*Rows from a figure dataset*.
##########

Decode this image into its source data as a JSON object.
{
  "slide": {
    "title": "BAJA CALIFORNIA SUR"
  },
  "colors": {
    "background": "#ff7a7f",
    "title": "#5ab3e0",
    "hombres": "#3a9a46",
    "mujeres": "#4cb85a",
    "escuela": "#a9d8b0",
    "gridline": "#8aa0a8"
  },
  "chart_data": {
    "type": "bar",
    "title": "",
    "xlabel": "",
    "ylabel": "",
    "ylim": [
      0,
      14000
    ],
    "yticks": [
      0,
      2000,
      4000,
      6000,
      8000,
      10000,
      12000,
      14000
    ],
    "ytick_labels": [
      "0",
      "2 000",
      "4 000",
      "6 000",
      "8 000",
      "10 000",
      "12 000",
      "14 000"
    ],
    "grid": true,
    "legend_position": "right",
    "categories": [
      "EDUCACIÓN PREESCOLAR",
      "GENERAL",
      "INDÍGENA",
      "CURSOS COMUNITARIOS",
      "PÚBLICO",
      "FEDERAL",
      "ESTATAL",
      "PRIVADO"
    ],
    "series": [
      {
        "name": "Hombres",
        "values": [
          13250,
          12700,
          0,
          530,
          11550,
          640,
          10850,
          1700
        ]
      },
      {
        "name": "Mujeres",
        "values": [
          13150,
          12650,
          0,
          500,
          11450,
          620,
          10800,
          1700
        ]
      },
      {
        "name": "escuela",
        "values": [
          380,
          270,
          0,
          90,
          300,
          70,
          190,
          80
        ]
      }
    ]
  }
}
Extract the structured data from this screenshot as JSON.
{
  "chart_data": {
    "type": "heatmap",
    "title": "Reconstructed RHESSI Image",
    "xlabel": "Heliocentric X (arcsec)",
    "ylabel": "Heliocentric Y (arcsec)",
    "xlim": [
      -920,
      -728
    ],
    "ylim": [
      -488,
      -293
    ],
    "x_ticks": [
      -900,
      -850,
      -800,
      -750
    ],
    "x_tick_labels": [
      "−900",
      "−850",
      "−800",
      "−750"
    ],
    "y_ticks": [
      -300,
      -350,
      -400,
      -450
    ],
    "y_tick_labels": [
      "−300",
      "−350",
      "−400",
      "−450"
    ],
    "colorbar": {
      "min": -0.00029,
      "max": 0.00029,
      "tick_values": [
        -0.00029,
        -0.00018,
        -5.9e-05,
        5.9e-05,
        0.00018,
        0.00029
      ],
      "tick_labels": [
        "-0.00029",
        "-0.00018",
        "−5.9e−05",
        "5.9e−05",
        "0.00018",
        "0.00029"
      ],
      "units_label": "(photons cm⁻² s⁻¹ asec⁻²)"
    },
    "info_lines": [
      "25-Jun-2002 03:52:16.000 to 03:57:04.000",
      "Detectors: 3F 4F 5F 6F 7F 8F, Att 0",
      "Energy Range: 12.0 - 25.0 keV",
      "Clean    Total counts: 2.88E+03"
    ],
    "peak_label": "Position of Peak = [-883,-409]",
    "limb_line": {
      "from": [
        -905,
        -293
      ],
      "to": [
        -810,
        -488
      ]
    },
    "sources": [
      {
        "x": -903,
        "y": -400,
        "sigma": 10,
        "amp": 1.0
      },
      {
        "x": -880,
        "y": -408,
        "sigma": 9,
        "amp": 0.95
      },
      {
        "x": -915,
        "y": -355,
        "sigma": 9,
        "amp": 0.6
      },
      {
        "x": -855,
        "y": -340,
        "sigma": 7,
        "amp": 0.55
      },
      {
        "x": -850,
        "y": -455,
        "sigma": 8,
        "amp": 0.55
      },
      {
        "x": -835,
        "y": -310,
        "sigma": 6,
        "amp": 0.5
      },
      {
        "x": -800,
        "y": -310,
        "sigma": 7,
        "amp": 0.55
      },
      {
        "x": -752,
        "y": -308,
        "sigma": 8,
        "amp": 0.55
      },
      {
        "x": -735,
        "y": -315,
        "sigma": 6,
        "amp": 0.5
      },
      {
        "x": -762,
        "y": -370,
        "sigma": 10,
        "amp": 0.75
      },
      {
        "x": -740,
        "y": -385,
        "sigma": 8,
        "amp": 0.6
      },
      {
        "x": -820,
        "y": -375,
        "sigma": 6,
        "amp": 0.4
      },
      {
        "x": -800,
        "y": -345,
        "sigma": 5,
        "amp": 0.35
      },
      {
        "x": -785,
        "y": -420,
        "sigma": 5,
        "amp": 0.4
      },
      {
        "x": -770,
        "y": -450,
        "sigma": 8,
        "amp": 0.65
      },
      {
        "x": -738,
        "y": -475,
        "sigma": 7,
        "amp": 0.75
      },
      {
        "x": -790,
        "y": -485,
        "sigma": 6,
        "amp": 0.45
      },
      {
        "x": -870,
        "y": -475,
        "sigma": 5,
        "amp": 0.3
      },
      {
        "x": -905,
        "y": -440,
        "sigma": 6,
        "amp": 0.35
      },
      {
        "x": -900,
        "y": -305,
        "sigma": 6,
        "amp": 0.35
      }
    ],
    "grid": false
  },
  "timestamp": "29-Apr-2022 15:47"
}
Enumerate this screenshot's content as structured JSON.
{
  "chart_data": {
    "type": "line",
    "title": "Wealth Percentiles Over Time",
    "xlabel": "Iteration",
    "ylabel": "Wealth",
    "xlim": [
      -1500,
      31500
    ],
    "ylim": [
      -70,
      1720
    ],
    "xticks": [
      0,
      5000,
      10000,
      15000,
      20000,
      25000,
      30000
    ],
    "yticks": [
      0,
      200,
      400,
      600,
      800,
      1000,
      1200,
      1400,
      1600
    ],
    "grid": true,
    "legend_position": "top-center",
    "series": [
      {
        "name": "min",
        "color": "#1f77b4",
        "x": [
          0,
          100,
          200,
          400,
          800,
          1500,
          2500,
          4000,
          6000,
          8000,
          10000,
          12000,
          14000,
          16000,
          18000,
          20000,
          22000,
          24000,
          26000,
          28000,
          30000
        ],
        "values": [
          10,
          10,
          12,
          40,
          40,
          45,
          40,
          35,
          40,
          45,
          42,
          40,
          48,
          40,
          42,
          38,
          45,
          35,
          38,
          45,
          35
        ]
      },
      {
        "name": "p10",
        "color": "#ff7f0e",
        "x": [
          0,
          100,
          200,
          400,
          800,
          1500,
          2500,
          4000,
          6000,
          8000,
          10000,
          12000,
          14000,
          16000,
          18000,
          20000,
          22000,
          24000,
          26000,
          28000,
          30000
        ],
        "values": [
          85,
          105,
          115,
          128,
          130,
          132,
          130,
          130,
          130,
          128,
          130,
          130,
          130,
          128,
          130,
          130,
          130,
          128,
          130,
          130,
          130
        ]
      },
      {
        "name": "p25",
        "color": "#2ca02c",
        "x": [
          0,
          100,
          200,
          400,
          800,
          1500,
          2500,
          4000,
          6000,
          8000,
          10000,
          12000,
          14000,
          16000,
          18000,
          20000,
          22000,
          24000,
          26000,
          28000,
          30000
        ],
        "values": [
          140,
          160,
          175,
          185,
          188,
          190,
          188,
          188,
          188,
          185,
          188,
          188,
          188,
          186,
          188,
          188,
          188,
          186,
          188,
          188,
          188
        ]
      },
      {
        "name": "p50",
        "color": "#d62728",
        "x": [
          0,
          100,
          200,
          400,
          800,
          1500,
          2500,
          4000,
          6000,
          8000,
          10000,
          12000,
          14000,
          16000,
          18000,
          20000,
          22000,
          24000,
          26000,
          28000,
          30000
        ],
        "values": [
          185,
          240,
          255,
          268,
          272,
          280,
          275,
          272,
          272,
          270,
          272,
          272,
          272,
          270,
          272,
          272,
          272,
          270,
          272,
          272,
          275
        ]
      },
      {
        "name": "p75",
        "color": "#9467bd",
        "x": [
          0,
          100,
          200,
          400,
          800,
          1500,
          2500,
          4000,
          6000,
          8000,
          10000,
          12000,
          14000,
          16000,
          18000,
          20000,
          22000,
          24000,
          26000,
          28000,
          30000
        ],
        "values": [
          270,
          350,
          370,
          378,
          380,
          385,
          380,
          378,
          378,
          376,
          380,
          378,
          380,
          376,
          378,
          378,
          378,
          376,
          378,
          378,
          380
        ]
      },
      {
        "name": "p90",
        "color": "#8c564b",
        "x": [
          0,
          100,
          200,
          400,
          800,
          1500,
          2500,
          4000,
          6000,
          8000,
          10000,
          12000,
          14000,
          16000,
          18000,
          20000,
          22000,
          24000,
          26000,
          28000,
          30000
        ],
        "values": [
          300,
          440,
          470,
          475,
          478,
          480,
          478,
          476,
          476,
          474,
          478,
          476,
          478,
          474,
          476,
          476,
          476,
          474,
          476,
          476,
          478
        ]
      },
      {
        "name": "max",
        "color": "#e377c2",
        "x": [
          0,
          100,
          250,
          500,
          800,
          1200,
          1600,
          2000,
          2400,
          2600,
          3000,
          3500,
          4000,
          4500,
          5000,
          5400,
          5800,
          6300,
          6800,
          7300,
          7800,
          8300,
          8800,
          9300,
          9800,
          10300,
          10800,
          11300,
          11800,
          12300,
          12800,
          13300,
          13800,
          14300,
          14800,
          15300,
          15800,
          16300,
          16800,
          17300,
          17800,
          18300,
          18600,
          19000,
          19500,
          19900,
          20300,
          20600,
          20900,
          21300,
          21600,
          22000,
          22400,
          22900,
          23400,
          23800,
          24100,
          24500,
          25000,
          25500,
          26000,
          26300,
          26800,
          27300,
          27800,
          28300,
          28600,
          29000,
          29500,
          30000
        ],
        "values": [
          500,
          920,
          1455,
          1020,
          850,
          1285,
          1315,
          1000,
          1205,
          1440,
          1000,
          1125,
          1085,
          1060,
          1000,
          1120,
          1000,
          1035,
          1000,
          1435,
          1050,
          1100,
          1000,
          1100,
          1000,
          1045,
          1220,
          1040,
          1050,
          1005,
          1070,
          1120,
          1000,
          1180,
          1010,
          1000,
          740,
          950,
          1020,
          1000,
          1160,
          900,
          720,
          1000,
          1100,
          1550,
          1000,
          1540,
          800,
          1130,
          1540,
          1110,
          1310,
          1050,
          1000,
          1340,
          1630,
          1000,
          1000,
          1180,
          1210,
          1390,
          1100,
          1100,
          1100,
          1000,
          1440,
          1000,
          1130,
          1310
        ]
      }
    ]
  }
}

##########

*Aim of the task*. Collect each line of the entries that has the word "this", copying it in full.

*Expected output*.
Decode this image into its source data as a JSON object.
Extract the structured data from this screenshot as JSON.
Enumerate this screenshot's content as structured JSON.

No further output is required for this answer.